**WORK INSTRUCTION:**
Search the records for "JSON". Report every line where it occurs.

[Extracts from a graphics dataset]
# # #
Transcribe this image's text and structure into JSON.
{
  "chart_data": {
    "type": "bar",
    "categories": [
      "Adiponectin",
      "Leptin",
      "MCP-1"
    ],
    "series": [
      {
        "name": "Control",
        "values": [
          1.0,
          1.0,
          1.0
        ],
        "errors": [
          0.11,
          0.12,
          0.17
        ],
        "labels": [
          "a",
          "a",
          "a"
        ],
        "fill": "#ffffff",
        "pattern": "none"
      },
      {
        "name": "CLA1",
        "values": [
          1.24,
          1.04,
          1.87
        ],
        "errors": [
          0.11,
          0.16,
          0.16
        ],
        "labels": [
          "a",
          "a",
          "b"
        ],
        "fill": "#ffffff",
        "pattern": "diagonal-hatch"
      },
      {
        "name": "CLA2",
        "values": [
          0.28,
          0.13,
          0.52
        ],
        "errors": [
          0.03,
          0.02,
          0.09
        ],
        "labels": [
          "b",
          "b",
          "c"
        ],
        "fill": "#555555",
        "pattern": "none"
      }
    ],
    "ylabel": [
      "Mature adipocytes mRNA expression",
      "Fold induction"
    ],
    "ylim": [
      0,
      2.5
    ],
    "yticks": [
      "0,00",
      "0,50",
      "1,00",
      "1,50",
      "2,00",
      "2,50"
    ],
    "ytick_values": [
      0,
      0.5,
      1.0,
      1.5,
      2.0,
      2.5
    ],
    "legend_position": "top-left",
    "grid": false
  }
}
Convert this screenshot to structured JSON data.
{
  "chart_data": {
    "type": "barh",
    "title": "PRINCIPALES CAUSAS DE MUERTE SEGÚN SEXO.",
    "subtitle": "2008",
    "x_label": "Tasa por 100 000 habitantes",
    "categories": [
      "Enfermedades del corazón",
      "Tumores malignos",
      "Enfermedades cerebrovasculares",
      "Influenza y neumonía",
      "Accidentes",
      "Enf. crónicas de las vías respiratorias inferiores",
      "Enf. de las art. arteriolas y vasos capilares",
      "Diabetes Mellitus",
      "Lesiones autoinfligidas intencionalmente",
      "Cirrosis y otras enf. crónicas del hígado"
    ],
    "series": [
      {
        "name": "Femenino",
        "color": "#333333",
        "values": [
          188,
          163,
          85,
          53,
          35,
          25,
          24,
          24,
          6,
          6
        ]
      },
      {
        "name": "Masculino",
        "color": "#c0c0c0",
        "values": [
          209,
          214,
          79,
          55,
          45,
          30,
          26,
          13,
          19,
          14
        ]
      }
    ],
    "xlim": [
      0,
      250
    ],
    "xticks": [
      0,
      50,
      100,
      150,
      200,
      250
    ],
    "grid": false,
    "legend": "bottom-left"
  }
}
# # #
**RESPONSE AREA:**
Transcribe this image's text and structure into JSON.
Convert this screenshot to structured JSON data.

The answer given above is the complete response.